→ Information given

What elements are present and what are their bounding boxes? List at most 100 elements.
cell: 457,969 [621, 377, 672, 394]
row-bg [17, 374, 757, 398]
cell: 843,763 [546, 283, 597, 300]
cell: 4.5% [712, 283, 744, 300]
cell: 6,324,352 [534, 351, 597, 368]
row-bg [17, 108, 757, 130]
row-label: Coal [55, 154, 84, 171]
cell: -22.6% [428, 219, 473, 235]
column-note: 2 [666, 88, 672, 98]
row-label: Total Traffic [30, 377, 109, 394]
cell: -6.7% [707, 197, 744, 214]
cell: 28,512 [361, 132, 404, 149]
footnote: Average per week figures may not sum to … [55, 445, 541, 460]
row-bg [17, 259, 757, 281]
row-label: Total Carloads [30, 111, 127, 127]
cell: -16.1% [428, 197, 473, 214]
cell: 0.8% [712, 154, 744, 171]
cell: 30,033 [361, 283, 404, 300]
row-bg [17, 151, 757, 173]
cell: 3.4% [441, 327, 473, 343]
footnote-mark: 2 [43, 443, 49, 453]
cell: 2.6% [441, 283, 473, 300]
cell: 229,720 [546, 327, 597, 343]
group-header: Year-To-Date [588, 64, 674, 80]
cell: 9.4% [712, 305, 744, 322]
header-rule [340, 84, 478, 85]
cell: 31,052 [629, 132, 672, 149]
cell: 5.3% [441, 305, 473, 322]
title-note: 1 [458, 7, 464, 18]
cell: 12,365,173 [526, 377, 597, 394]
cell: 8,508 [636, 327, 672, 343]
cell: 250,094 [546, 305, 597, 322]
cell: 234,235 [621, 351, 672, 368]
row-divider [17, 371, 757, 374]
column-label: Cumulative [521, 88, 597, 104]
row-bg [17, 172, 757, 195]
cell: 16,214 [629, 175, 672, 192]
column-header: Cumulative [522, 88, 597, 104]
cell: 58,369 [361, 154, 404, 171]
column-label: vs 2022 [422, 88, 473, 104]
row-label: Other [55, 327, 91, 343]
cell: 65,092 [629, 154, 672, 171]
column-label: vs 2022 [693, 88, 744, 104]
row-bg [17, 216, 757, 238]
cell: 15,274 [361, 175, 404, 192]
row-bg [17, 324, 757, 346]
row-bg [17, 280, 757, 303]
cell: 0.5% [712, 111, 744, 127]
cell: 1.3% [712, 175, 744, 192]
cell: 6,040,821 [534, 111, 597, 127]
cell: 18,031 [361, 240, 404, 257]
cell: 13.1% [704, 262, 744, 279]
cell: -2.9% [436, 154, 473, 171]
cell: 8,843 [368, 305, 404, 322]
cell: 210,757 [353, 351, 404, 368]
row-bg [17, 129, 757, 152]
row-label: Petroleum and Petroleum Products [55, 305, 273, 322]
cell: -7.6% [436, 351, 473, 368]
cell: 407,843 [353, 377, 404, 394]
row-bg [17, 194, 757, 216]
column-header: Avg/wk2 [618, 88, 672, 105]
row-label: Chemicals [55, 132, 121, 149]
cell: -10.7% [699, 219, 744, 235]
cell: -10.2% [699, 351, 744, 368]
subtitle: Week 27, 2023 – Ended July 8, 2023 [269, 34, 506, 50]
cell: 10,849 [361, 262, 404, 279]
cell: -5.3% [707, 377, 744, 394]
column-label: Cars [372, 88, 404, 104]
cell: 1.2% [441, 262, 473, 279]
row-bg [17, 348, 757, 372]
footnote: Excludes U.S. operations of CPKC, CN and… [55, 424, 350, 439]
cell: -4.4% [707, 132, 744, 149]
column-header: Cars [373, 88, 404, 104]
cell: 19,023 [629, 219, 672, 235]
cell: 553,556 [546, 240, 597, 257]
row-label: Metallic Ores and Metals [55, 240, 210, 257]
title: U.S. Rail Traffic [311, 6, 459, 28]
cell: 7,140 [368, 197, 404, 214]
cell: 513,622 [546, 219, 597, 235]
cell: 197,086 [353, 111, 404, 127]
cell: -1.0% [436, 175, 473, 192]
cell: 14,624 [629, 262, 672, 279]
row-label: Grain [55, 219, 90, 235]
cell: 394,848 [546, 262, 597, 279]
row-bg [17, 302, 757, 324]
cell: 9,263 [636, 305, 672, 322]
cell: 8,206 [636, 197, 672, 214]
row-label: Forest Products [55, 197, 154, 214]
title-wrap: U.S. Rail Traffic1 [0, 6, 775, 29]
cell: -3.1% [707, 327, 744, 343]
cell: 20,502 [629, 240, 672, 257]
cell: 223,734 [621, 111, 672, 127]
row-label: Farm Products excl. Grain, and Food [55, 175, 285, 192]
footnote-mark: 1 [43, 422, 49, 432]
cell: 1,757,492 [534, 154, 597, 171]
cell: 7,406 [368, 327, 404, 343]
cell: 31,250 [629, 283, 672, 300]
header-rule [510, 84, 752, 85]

→ Task directions
Rewrite every line of the records with "row-label" swapped for "row-name" wherever it appears, leaving everything else as it is.

→ Task output
What elements are present and what are their bounding boxes? List at most 100 elements.
cell: 457,969 [621, 377, 672, 394]
row-bg [17, 374, 757, 398]
cell: 843,763 [546, 283, 597, 300]
cell: 4.5% [712, 283, 744, 300]
cell: 6,324,352 [534, 351, 597, 368]
row-bg [17, 108, 757, 130]
row-name: Coal [55, 154, 84, 171]
cell: -22.6% [428, 219, 473, 235]
column-note: 2 [666, 88, 672, 98]
row-name: Total Traffic [30, 377, 109, 394]
cell: -6.7% [707, 197, 744, 214]
cell: 28,512 [361, 132, 404, 149]
footnote: Average per week figures may not sum to … [55, 445, 541, 460]
row-bg [17, 259, 757, 281]
row-name: Total Carloads [30, 111, 127, 127]
cell: -16.1% [428, 197, 473, 214]
cell: 0.8% [712, 154, 744, 171]
cell: 30,033 [361, 283, 404, 300]
row-bg [17, 151, 757, 173]
cell: 3.4% [441, 327, 473, 343]
footnote-mark: 2 [43, 443, 49, 453]
cell: 2.6% [441, 283, 473, 300]
cell: 229,720 [546, 327, 597, 343]
group-header: Year-To-Date [588, 64, 674, 80]
cell: 9.4% [712, 305, 744, 322]
header-rule [340, 84, 478, 85]
cell: 31,052 [629, 132, 672, 149]
cell: 5.3% [441, 305, 473, 322]
title-note: 1 [458, 7, 464, 18]
cell: 12,365,173 [526, 377, 597, 394]
cell: 8,508 [636, 327, 672, 343]
cell: 250,094 [546, 305, 597, 322]
cell: 234,235 [621, 351, 672, 368]
row-divider [17, 371, 757, 374]
column-label: Cumulative [521, 88, 597, 104]
row-bg [17, 172, 757, 195]
cell: 16,214 [629, 175, 672, 192]
column-header: Cumulative [522, 88, 597, 104]
cell: 58,369 [361, 154, 404, 171]
column-label: vs 2022 [422, 88, 473, 104]
row-name: Other [55, 327, 91, 343]
cell: 65,092 [629, 154, 672, 171]
column-label: vs 2022 [693, 88, 744, 104]
row-bg [17, 216, 757, 238]
cell: 15,274 [361, 175, 404, 192]
row-bg [17, 324, 757, 346]
row-bg [17, 280, 757, 303]
cell: 0.5% [712, 111, 744, 127]
cell: 1.3% [712, 175, 744, 192]
cell: 6,040,821 [534, 111, 597, 127]
cell: 18,031 [361, 240, 404, 257]
cell: 13.1% [704, 262, 744, 279]
cell: -2.9% [436, 154, 473, 171]
cell: 8,843 [368, 305, 404, 322]
cell: 210,757 [353, 351, 404, 368]
row-bg [17, 129, 757, 152]
row-name: Petroleum and Petroleum Products [55, 305, 273, 322]
cell: -7.6% [436, 351, 473, 368]
cell: 407,843 [353, 377, 404, 394]
row-bg [17, 194, 757, 216]
column-header: Avg/wk2 [618, 88, 672, 105]
row-name: Chemicals [55, 132, 121, 149]
cell: -10.7% [699, 219, 744, 235]
cell: -10.2% [699, 351, 744, 368]
subtitle: Week 27, 2023 – Ended July 8, 2023 [269, 34, 506, 50]
cell: 10,849 [361, 262, 404, 279]
cell: -5.3% [707, 377, 744, 394]
column-label: Cars [372, 88, 404, 104]
cell: 1.2% [441, 262, 473, 279]
row-bg [17, 348, 757, 372]
footnote: Excludes U.S. operations of CPKC, CN and… [55, 424, 350, 439]
cell: -4.4% [707, 132, 744, 149]
column-header: Cars [373, 88, 404, 104]
cell: 19,023 [629, 219, 672, 235]
cell: 553,556 [546, 240, 597, 257]
row-name: Metallic Ores and Metals [55, 240, 210, 257]
title: U.S. Rail Traffic [311, 6, 459, 28]
cell: 7,140 [368, 197, 404, 214]
cell: 513,622 [546, 219, 597, 235]
cell: 197,086 [353, 111, 404, 127]
cell: -1.0% [436, 175, 473, 192]
cell: 14,624 [629, 262, 672, 279]
row-name: Grain [55, 219, 90, 235]
cell: 394,848 [546, 262, 597, 279]
row-bg [17, 302, 757, 324]
cell: 9,263 [636, 305, 672, 322]
cell: 8,206 [636, 197, 672, 214]
row-name: Forest Products [55, 197, 154, 214]
title-wrap: U.S. Rail Traffic1 [0, 6, 775, 29]
cell: -3.1% [707, 327, 744, 343]
cell: 20,502 [629, 240, 672, 257]
cell: 223,734 [621, 111, 672, 127]
row-name: Farm Products excl. Grain, and Food [55, 175, 285, 192]
footnote-mark: 1 [43, 422, 49, 432]
cell: 1,757,492 [534, 154, 597, 171]
cell: 7,406 [368, 327, 404, 343]
cell: 31,250 [629, 283, 672, 300]
header-rule [510, 84, 752, 85]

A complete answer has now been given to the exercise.